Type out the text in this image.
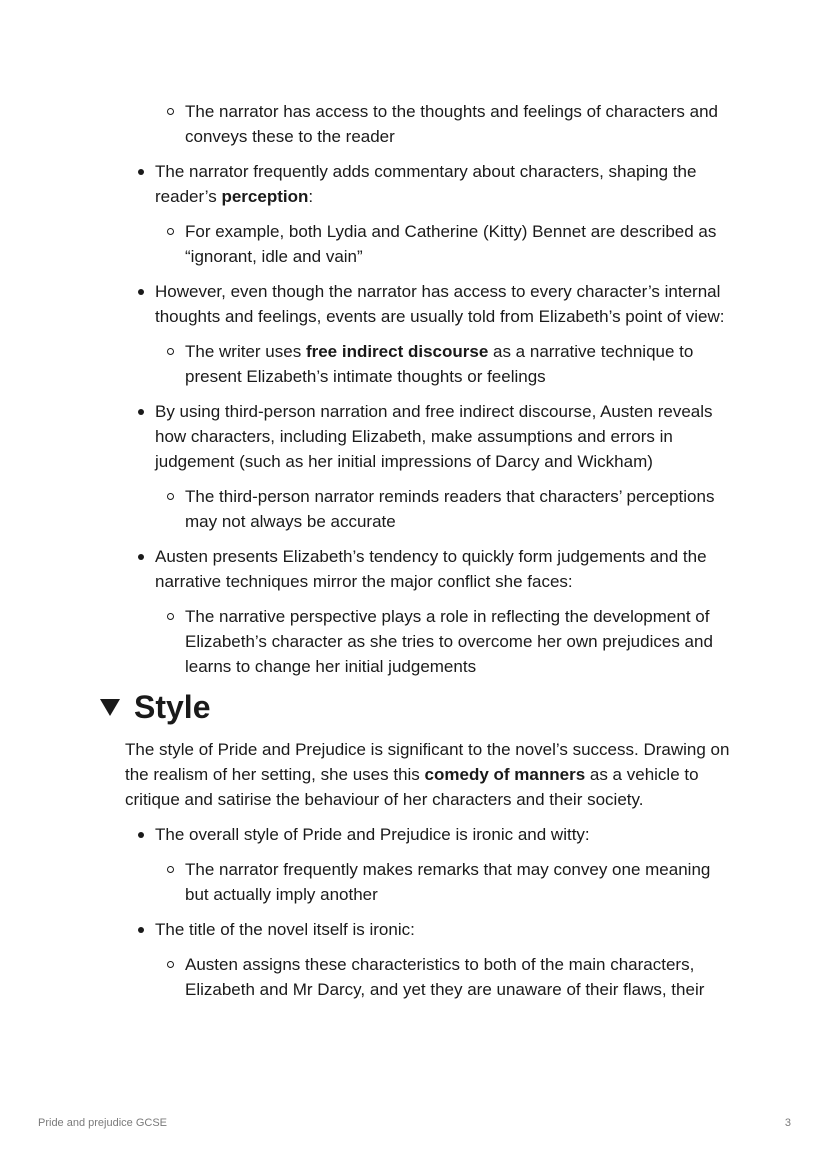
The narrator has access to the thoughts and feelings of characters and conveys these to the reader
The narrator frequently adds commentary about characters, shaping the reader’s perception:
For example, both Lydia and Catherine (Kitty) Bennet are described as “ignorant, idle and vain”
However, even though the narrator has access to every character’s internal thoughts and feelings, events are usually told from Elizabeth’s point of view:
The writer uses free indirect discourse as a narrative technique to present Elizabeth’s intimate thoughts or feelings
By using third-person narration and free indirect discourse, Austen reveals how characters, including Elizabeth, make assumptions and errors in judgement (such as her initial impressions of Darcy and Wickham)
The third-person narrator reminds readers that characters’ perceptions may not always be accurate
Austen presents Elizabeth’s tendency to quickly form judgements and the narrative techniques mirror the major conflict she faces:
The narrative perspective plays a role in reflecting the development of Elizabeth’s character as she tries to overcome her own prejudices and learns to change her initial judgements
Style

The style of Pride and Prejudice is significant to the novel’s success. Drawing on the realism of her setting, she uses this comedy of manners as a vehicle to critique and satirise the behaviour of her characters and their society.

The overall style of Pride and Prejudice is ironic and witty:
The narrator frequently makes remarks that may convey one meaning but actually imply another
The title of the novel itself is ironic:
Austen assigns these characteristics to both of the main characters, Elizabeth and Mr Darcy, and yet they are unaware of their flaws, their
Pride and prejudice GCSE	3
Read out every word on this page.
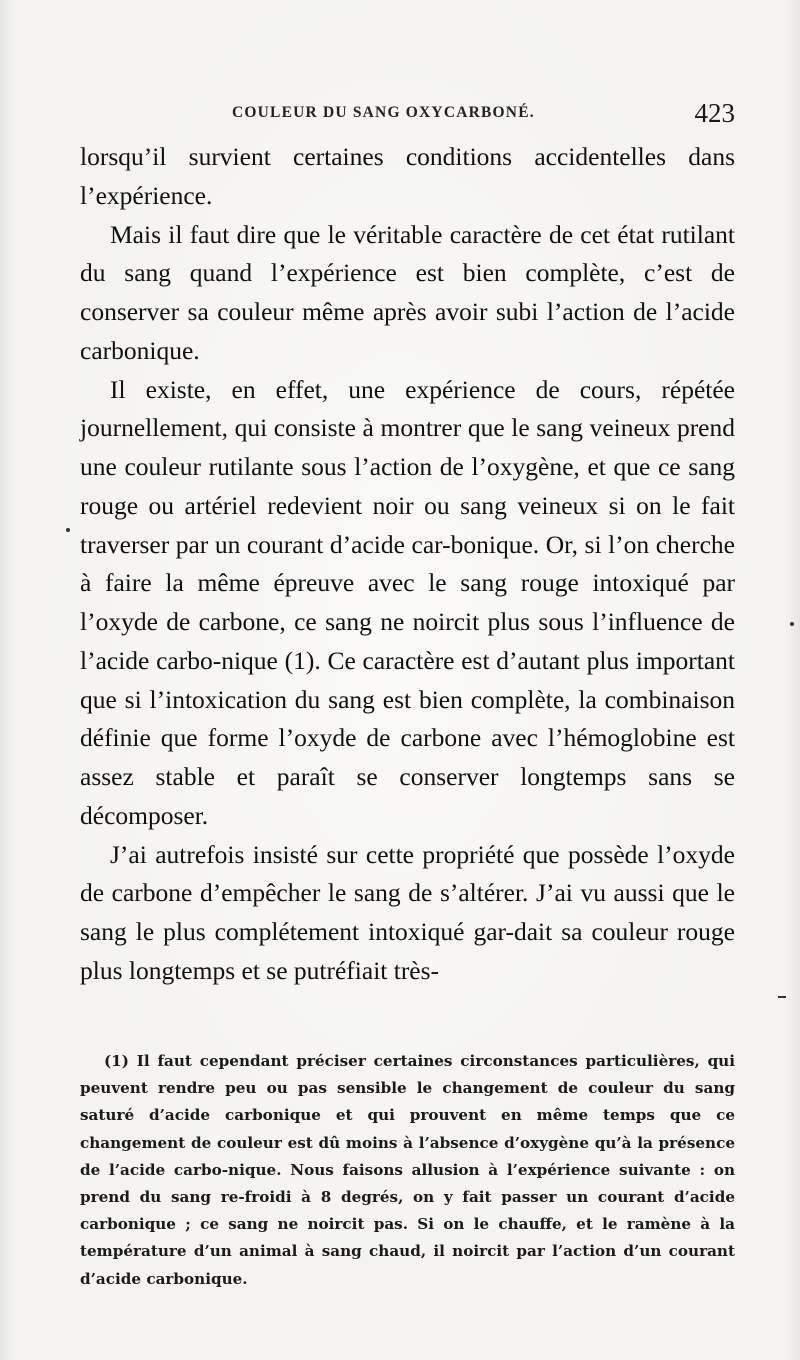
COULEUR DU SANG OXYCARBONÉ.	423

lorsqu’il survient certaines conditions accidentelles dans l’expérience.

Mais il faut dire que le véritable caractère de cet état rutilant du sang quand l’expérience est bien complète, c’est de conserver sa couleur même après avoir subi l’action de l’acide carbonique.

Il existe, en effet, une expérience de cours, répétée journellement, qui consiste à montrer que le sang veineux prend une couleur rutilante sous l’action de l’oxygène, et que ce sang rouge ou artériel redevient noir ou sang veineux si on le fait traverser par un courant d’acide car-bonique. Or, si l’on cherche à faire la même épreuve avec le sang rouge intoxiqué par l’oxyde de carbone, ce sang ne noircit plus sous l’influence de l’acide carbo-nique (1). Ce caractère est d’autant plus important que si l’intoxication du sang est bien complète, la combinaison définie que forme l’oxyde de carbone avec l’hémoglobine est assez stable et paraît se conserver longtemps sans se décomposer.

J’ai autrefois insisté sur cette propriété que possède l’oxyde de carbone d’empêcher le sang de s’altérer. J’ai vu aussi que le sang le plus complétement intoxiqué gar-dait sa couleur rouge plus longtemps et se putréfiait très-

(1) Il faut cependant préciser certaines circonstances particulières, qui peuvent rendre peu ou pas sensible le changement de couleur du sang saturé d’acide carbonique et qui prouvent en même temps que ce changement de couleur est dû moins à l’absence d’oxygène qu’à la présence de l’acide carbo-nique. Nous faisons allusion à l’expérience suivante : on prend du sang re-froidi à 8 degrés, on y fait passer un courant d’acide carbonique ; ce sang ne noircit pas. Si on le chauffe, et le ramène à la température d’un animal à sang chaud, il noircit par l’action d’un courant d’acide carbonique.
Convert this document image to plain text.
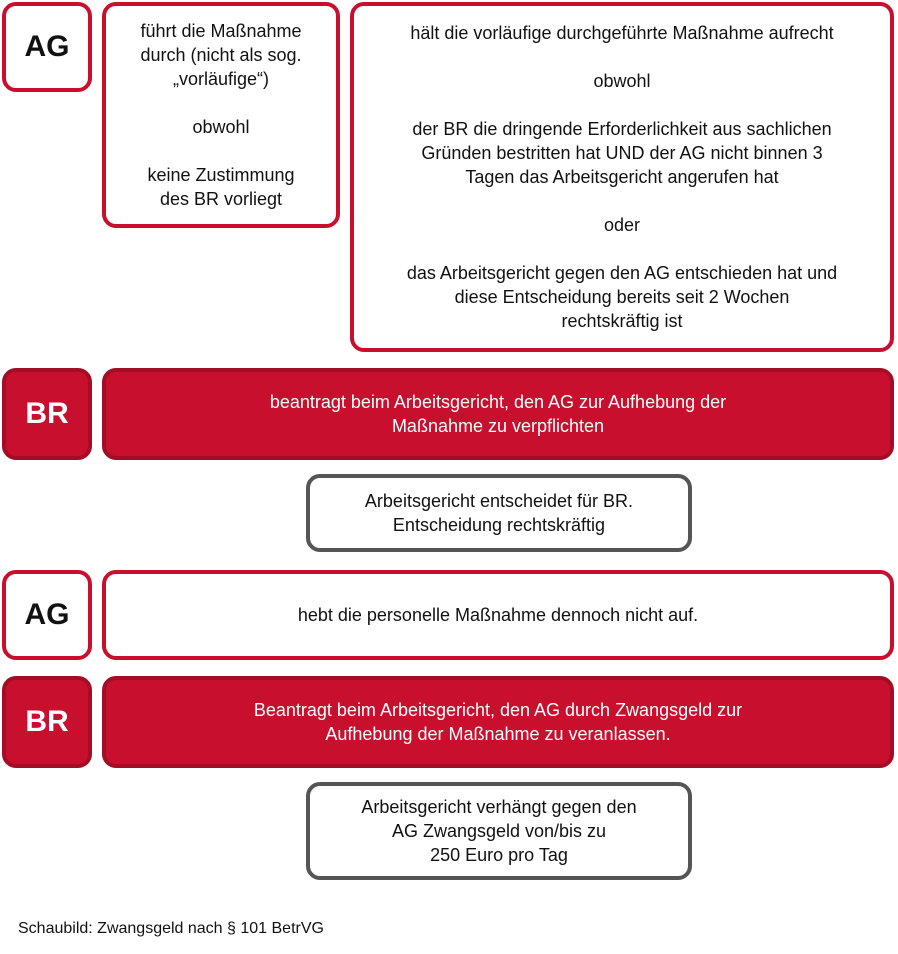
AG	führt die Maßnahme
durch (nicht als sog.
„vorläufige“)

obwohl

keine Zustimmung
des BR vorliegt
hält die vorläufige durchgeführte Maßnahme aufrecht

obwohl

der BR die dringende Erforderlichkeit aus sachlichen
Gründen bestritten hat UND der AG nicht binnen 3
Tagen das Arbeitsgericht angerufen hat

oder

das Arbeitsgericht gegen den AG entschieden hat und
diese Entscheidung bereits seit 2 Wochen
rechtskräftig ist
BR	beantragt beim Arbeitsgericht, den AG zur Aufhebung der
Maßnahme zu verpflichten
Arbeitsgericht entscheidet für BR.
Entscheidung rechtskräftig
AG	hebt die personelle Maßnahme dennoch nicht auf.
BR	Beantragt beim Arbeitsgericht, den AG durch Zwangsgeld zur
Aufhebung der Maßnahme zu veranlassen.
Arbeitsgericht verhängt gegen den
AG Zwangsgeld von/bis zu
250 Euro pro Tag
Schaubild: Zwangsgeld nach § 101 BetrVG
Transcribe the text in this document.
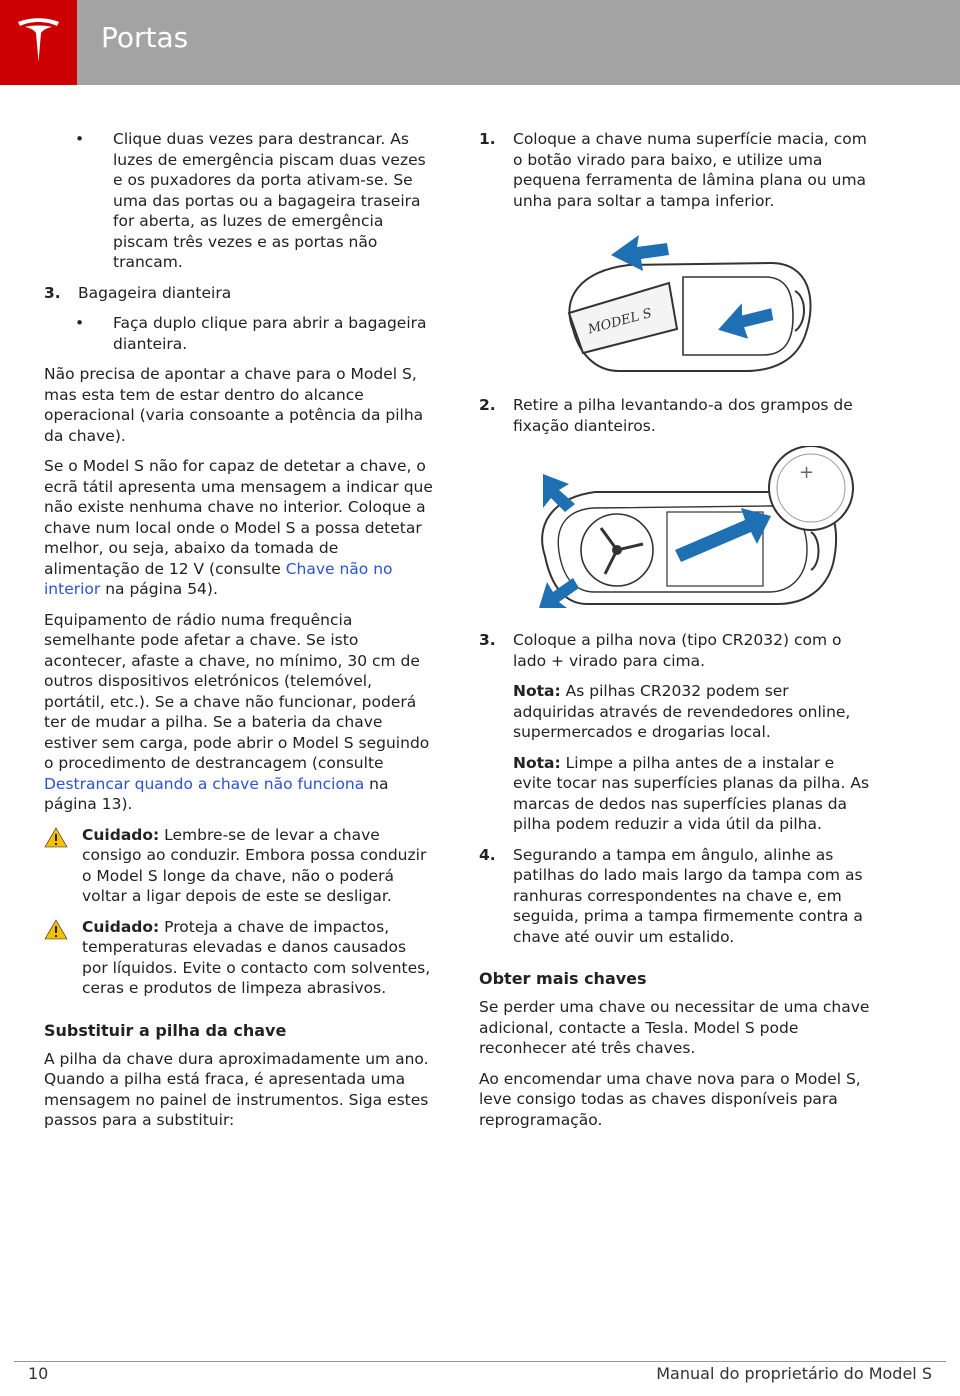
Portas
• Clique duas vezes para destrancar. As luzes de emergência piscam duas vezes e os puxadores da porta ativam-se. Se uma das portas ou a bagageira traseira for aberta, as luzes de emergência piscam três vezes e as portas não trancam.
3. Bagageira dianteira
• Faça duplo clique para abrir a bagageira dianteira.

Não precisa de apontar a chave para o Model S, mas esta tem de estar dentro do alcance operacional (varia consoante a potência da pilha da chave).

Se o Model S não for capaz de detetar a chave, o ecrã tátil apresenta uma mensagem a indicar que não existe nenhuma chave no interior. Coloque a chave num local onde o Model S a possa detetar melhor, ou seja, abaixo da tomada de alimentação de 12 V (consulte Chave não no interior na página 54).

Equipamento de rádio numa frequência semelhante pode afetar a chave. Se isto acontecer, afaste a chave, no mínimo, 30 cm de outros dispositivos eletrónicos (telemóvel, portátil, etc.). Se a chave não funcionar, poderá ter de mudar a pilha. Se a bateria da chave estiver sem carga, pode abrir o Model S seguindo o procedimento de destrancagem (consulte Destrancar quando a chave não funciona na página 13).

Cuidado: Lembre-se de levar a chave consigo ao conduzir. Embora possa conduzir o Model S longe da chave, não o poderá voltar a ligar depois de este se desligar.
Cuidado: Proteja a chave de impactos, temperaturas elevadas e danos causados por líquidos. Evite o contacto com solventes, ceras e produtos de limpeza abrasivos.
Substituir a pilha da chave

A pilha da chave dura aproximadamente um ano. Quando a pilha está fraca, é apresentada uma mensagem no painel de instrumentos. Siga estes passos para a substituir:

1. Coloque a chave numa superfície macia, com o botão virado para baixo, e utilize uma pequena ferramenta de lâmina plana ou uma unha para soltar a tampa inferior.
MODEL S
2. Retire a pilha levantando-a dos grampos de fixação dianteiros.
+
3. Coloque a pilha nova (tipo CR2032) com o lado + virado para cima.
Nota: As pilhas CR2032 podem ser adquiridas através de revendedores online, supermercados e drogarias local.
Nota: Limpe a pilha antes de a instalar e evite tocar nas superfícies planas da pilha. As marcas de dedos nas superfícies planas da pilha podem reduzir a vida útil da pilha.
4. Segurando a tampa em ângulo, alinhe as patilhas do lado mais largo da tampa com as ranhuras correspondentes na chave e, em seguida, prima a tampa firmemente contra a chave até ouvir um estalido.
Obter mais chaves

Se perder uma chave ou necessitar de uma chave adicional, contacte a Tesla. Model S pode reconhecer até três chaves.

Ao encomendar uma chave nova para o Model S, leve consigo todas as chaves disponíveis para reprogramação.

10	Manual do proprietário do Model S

=======

Work to do: Your answer should be a single number: the count of lines in the entries that contain the word "Coloque".

Answer to this task: 3